## SET TASK
Repeat the material exactly as it appears.

###

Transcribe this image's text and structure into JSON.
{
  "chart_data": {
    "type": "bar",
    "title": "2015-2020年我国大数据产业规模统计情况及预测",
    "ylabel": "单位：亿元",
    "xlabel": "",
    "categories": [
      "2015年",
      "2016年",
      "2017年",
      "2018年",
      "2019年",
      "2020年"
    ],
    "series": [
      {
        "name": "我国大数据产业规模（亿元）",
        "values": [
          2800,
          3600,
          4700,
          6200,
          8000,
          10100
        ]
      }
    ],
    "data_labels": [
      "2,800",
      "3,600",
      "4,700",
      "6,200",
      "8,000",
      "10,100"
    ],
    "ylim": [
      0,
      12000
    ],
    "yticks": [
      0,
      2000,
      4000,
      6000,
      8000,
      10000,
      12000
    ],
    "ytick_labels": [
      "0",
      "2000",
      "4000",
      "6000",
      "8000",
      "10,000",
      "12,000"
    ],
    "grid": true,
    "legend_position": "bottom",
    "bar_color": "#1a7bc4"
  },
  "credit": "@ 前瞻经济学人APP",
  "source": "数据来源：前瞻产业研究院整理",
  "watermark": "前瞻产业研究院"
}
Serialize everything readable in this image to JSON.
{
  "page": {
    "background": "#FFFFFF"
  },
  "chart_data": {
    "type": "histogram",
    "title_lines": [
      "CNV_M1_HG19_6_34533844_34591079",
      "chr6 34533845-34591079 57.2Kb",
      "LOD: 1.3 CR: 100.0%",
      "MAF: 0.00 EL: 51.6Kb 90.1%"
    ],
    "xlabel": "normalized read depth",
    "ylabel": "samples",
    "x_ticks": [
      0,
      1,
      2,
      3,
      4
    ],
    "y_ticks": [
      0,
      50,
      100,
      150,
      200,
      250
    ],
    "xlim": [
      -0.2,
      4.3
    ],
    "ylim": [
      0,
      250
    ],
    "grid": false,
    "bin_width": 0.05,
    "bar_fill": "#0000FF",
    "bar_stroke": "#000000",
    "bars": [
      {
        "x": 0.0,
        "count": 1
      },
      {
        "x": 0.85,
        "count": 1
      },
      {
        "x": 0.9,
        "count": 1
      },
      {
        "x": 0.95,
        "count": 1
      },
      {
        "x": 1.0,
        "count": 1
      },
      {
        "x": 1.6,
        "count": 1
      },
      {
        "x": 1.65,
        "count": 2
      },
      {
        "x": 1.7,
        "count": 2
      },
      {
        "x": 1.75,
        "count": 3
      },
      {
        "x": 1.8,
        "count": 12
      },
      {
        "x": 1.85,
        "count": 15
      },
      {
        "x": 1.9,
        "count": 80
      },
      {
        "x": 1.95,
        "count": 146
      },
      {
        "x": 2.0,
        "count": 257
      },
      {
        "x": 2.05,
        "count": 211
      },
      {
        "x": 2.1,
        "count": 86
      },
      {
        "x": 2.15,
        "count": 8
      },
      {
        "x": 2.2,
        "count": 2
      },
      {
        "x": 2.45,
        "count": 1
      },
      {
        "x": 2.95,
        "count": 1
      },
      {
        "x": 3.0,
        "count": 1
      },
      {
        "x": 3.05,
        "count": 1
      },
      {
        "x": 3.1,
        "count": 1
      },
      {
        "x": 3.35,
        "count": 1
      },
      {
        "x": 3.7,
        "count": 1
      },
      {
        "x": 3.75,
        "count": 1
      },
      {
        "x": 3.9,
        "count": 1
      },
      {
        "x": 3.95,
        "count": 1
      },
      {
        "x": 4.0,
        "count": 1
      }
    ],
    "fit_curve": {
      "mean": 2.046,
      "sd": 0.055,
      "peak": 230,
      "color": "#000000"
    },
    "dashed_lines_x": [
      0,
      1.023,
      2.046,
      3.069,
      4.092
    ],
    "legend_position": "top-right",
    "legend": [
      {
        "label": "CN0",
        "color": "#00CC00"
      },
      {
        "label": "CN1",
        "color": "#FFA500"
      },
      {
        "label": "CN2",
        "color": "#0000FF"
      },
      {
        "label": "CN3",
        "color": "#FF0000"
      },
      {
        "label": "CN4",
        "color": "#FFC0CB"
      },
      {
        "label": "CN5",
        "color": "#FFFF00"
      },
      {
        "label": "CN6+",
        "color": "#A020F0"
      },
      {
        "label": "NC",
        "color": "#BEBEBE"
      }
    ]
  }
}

###

## RESULT FOR THIS EXERCISE
Transcribe this image's text and structure into JSON.
{
  "chart_data": {
    "type": "bar",
    "title": "2015-2020年我国大数据产业规模统计情况及预测",
    "ylabel": "单位：亿元",
    "xlabel": "",
    "categories": [
      "2015年",
      "2016年",
      "2017年",
      "2018年",
      "2019年",
      "2020年"
    ],
    "series": [
      {
        "name": "我国大数据产业规模（亿元）",
        "values": [
          2800,
          3600,
          4700,
          6200,
          8000,
          10100
        ]
      }
    ],
    "data_labels": [
      "2,800",
      "3,600",
      "4,700",
      "6,200",
      "8,000",
      "10,100"
    ],
    "ylim": [
      0,
      12000
    ],
    "yticks": [
      0,
      2000,
      4000,
      6000,
      8000,
      10000,
      12000
    ],
    "ytick_labels": [
      "0",
      "2000",
      "4000",
      "6000",
      "8000",
      "10,000",
      "12,000"
    ],
    "grid": true,
    "legend_position": "bottom",
    "bar_color": "#1a7bc4"
  },
  "credit": "@ 前瞻经济学人APP",
  "source": "数据来源：前瞻产业研究院整理",
  "watermark": "前瞻产业研究院"
}
Serialize everything readable in this image to JSON.
{
  "page": {
    "background": "#FFFFFF"
  },
  "chart_data": {
    "type": "histogram",
    "title_lines": [
      "CNV_M1_HG19_6_34533844_34591079",
      "chr6 34533845-34591079 57.2Kb",
      "LOD: 1.3 CR: 100.0%",
      "MAF: 0.00 EL: 51.6Kb 90.1%"
    ],
    "xlabel": "normalized read depth",
    "ylabel": "samples",
    "x_ticks": [
      0,
      1,
      2,
      3,
      4
    ],
    "y_ticks": [
      0,
      50,
      100,
      150,
      200,
      250
    ],
    "xlim": [
      -0.2,
      4.3
    ],
    "ylim": [
      0,
      250
    ],
    "grid": false,
    "bin_width": 0.05,
    "bar_fill": "#0000FF",
    "bar_stroke": "#000000",
    "bars": [
      {
        "x": 0.0,
        "count": 1
      },
      {
        "x": 0.85,
        "count": 1
      },
      {
        "x": 0.9,
        "count": 1
      },
      {
        "x": 0.95,
        "count": 1
      },
      {
        "x": 1.0,
        "count": 1
      },
      {
        "x": 1.6,
        "count": 1
      },
      {
        "x": 1.65,
        "count": 2
      },
      {
        "x": 1.7,
        "count": 2
      },
      {
        "x": 1.75,
        "count": 3
      },
      {
        "x": 1.8,
        "count": 12
      },
      {
        "x": 1.85,
        "count": 15
      },
      {
        "x": 1.9,
        "count": 80
      },
      {
        "x": 1.95,
        "count": 146
      },
      {
        "x": 2.0,
        "count": 257
      },
      {
        "x": 2.05,
        "count": 211
      },
      {
        "x": 2.1,
        "count": 86
      },
      {
        "x": 2.15,
        "count": 8
      },
      {
        "x": 2.2,
        "count": 2
      },
      {
        "x": 2.45,
        "count": 1
      },
      {
        "x": 2.95,
        "count": 1
      },
      {
        "x": 3.0,
        "count": 1
      },
      {
        "x": 3.05,
        "count": 1
      },
      {
        "x": 3.1,
        "count": 1
      },
      {
        "x": 3.35,
        "count": 1
      },
      {
        "x": 3.7,
        "count": 1
      },
      {
        "x": 3.75,
        "count": 1
      },
      {
        "x": 3.9,
        "count": 1
      },
      {
        "x": 3.95,
        "count": 1
      },
      {
        "x": 4.0,
        "count": 1
      }
    ],
    "fit_curve": {
      "mean": 2.046,
      "sd": 0.055,
      "peak": 230,
      "color": "#000000"
    },
    "dashed_lines_x": [
      0,
      1.023,
      2.046,
      3.069,
      4.092
    ],
    "legend_position": "top-right",
    "legend": [
      {
        "label": "CN0",
        "color": "#00CC00"
      },
      {
        "label": "CN1",
        "color": "#FFA500"
      },
      {
        "label": "CN2",
        "color": "#0000FF"
      },
      {
        "label": "CN3",
        "color": "#FF0000"
      },
      {
        "label": "CN4",
        "color": "#FFC0CB"
      },
      {
        "label": "CN5",
        "color": "#FFFF00"
      },
      {
        "label": "CN6+",
        "color": "#A020F0"
      },
      {
        "label": "NC",
        "color": "#BEBEBE"
      }
    ]
  }
}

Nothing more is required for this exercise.